▸ **Exercise**: Repeat every line below exactly as it reads.

▸ **Exercise input**:
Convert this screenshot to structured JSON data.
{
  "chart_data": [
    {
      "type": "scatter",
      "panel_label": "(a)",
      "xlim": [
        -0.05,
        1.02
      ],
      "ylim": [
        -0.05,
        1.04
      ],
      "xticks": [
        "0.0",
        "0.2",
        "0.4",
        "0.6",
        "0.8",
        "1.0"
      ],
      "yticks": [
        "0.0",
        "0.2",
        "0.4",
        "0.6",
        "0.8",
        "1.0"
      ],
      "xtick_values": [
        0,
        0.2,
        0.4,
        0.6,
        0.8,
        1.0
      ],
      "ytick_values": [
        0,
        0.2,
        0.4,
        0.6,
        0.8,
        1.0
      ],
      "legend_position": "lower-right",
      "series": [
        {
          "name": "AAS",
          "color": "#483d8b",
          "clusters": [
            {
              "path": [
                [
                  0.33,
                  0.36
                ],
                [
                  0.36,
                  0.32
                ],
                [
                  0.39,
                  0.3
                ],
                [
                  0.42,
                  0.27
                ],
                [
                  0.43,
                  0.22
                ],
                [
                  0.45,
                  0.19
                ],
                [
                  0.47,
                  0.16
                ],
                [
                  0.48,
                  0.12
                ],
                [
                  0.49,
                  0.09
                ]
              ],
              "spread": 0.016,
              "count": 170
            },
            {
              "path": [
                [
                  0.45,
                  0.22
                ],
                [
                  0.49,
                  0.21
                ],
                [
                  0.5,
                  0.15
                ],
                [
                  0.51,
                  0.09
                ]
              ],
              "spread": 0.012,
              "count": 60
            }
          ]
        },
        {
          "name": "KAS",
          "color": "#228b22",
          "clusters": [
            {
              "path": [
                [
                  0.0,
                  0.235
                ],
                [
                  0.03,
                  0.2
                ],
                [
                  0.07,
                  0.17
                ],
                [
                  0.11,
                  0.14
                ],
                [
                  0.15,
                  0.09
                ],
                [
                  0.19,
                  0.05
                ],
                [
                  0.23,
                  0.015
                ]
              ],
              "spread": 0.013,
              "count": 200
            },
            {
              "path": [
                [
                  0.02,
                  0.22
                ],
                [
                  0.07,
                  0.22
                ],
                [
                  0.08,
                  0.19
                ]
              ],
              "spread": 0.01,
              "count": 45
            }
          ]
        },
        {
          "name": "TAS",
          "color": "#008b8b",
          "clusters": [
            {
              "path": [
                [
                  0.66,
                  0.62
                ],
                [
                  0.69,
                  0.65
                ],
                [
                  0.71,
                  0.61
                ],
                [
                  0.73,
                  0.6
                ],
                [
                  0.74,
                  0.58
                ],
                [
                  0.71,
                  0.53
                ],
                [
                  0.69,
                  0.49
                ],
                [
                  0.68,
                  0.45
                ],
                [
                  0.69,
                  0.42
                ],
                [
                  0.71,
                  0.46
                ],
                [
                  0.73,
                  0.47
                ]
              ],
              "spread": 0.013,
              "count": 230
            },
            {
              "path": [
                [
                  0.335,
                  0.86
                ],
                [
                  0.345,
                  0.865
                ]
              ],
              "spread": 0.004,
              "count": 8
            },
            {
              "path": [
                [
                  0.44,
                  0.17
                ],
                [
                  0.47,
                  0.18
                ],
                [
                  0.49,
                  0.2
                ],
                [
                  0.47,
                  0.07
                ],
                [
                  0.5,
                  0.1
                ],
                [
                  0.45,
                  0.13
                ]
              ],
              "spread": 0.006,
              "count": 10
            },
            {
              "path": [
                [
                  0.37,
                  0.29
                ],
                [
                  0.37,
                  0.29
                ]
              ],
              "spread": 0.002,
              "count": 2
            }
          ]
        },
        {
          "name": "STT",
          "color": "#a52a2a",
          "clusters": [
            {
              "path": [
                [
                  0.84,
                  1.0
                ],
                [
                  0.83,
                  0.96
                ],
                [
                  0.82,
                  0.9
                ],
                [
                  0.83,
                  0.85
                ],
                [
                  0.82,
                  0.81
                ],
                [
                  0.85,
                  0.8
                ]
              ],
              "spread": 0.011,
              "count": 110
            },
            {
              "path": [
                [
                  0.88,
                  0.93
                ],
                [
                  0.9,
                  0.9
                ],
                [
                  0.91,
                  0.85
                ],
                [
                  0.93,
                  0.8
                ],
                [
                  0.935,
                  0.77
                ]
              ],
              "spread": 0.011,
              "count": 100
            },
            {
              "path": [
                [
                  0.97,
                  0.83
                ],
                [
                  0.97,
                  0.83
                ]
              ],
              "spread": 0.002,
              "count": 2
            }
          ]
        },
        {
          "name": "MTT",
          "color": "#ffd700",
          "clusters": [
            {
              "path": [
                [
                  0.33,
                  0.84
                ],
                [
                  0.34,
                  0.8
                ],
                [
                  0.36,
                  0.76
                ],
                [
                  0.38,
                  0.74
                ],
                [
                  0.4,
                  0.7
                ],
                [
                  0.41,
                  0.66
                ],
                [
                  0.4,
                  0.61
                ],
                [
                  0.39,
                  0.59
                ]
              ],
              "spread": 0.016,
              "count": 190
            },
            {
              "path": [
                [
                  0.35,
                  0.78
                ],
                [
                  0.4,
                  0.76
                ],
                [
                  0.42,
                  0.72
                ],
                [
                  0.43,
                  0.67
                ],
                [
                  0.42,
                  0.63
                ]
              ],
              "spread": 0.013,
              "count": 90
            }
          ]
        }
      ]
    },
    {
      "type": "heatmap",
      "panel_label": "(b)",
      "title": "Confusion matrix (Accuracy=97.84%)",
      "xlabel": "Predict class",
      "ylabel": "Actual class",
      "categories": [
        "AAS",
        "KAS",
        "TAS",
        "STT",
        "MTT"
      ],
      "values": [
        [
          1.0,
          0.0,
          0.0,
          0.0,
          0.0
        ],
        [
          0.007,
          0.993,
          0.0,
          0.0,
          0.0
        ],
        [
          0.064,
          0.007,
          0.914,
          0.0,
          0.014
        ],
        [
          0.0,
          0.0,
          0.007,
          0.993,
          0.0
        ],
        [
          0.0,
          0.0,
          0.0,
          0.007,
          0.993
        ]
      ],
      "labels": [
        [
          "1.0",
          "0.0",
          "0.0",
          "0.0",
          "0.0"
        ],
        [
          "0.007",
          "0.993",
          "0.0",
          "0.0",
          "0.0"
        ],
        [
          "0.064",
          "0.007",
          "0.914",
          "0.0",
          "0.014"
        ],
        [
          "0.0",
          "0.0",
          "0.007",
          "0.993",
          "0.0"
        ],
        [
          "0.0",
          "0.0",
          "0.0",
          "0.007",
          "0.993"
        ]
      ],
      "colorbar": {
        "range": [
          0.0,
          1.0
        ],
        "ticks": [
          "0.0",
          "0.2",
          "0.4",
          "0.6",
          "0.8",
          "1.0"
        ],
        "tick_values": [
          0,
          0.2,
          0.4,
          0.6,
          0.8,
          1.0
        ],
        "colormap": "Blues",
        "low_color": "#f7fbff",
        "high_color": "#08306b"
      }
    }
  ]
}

▸ **Complete output**:
Convert this screenshot to structured JSON data.
{
  "chart_data": [
    {
      "type": "scatter",
      "panel_label": "(a)",
      "xlim": [
        -0.05,
        1.02
      ],
      "ylim": [
        -0.05,
        1.04
      ],
      "xticks": [
        "0.0",
        "0.2",
        "0.4",
        "0.6",
        "0.8",
        "1.0"
      ],
      "yticks": [
        "0.0",
        "0.2",
        "0.4",
        "0.6",
        "0.8",
        "1.0"
      ],
      "xtick_values": [
        0,
        0.2,
        0.4,
        0.6,
        0.8,
        1.0
      ],
      "ytick_values": [
        0,
        0.2,
        0.4,
        0.6,
        0.8,
        1.0
      ],
      "legend_position": "lower-right",
      "series": [
        {
          "name": "AAS",
          "color": "#483d8b",
          "clusters": [
            {
              "path": [
                [
                  0.33,
                  0.36
                ],
                [
                  0.36,
                  0.32
                ],
                [
                  0.39,
                  0.3
                ],
                [
                  0.42,
                  0.27
                ],
                [
                  0.43,
                  0.22
                ],
                [
                  0.45,
                  0.19
                ],
                [
                  0.47,
                  0.16
                ],
                [
                  0.48,
                  0.12
                ],
                [
                  0.49,
                  0.09
                ]
              ],
              "spread": 0.016,
              "count": 170
            },
            {
              "path": [
                [
                  0.45,
                  0.22
                ],
                [
                  0.49,
                  0.21
                ],
                [
                  0.5,
                  0.15
                ],
                [
                  0.51,
                  0.09
                ]
              ],
              "spread": 0.012,
              "count": 60
            }
          ]
        },
        {
          "name": "KAS",
          "color": "#228b22",
          "clusters": [
            {
              "path": [
                [
                  0.0,
                  0.235
                ],
                [
                  0.03,
                  0.2
                ],
                [
                  0.07,
                  0.17
                ],
                [
                  0.11,
                  0.14
                ],
                [
                  0.15,
                  0.09
                ],
                [
                  0.19,
                  0.05
                ],
                [
                  0.23,
                  0.015
                ]
              ],
              "spread": 0.013,
              "count": 200
            },
            {
              "path": [
                [
                  0.02,
                  0.22
                ],
                [
                  0.07,
                  0.22
                ],
                [
                  0.08,
                  0.19
                ]
              ],
              "spread": 0.01,
              "count": 45
            }
          ]
        },
        {
          "name": "TAS",
          "color": "#008b8b",
          "clusters": [
            {
              "path": [
                [
                  0.66,
                  0.62
                ],
                [
                  0.69,
                  0.65
                ],
                [
                  0.71,
                  0.61
                ],
                [
                  0.73,
                  0.6
                ],
                [
                  0.74,
                  0.58
                ],
                [
                  0.71,
                  0.53
                ],
                [
                  0.69,
                  0.49
                ],
                [
                  0.68,
                  0.45
                ],
                [
                  0.69,
                  0.42
                ],
                [
                  0.71,
                  0.46
                ],
                [
                  0.73,
                  0.47
                ]
              ],
              "spread": 0.013,
              "count": 230
            },
            {
              "path": [
                [
                  0.335,
                  0.86
                ],
                [
                  0.345,
                  0.865
                ]
              ],
              "spread": 0.004,
              "count": 8
            },
            {
              "path": [
                [
                  0.44,
                  0.17
                ],
                [
                  0.47,
                  0.18
                ],
                [
                  0.49,
                  0.2
                ],
                [
                  0.47,
                  0.07
                ],
                [
                  0.5,
                  0.1
                ],
                [
                  0.45,
                  0.13
                ]
              ],
              "spread": 0.006,
              "count": 10
            },
            {
              "path": [
                [
                  0.37,
                  0.29
                ],
                [
                  0.37,
                  0.29
                ]
              ],
              "spread": 0.002,
              "count": 2
            }
          ]
        },
        {
          "name": "STT",
          "color": "#a52a2a",
          "clusters": [
            {
              "path": [
                [
                  0.84,
                  1.0
                ],
                [
                  0.83,
                  0.96
                ],
                [
                  0.82,
                  0.9
                ],
                [
                  0.83,
                  0.85
                ],
                [
                  0.82,
                  0.81
                ],
                [
                  0.85,
                  0.8
                ]
              ],
              "spread": 0.011,
              "count": 110
            },
            {
              "path": [
                [
                  0.88,
                  0.93
                ],
                [
                  0.9,
                  0.9
                ],
                [
                  0.91,
                  0.85
                ],
                [
                  0.93,
                  0.8
                ],
                [
                  0.935,
                  0.77
                ]
              ],
              "spread": 0.011,
              "count": 100
            },
            {
              "path": [
                [
                  0.97,
                  0.83
                ],
                [
                  0.97,
                  0.83
                ]
              ],
              "spread": 0.002,
              "count": 2
            }
          ]
        },
        {
          "name": "MTT",
          "color": "#ffd700",
          "clusters": [
            {
              "path": [
                [
                  0.33,
                  0.84
                ],
                [
                  0.34,
                  0.8
                ],
                [
                  0.36,
                  0.76
                ],
                [
                  0.38,
                  0.74
                ],
                [
                  0.4,
                  0.7
                ],
                [
                  0.41,
                  0.66
                ],
                [
                  0.4,
                  0.61
                ],
                [
                  0.39,
                  0.59
                ]
              ],
              "spread": 0.016,
              "count": 190
            },
            {
              "path": [
                [
                  0.35,
                  0.78
                ],
                [
                  0.4,
                  0.76
                ],
                [
                  0.42,
                  0.72
                ],
                [
                  0.43,
                  0.67
                ],
                [
                  0.42,
                  0.63
                ]
              ],
              "spread": 0.013,
              "count": 90
            }
          ]
        }
      ]
    },
    {
      "type": "heatmap",
      "panel_label": "(b)",
      "title": "Confusion matrix (Accuracy=97.84%)",
      "xlabel": "Predict class",
      "ylabel": "Actual class",
      "categories": [
        "AAS",
        "KAS",
        "TAS",
        "STT",
        "MTT"
      ],
      "values": [
        [
          1.0,
          0.0,
          0.0,
          0.0,
          0.0
        ],
        [
          0.007,
          0.993,
          0.0,
          0.0,
          0.0
        ],
        [
          0.064,
          0.007,
          0.914,
          0.0,
          0.014
        ],
        [
          0.0,
          0.0,
          0.007,
          0.993,
          0.0
        ],
        [
          0.0,
          0.0,
          0.0,
          0.007,
          0.993
        ]
      ],
      "labels": [
        [
          "1.0",
          "0.0",
          "0.0",
          "0.0",
          "0.0"
        ],
        [
          "0.007",
          "0.993",
          "0.0",
          "0.0",
          "0.0"
        ],
        [
          "0.064",
          "0.007",
          "0.914",
          "0.0",
          "0.014"
        ],
        [
          "0.0",
          "0.0",
          "0.007",
          "0.993",
          "0.0"
        ],
        [
          "0.0",
          "0.0",
          "0.0",
          "0.007",
          "0.993"
        ]
      ],
      "colorbar": {
        "range": [
          0.0,
          1.0
        ],
        "ticks": [
          "0.0",
          "0.2",
          "0.4",
          "0.6",
          "0.8",
          "1.0"
        ],
        "tick_values": [
          0,
          0.2,
          0.4,
          0.6,
          0.8,
          1.0
        ],
        "colormap": "Blues",
        "low_color": "#f7fbff",
        "high_color": "#08306b"
      }
    }
  ]
}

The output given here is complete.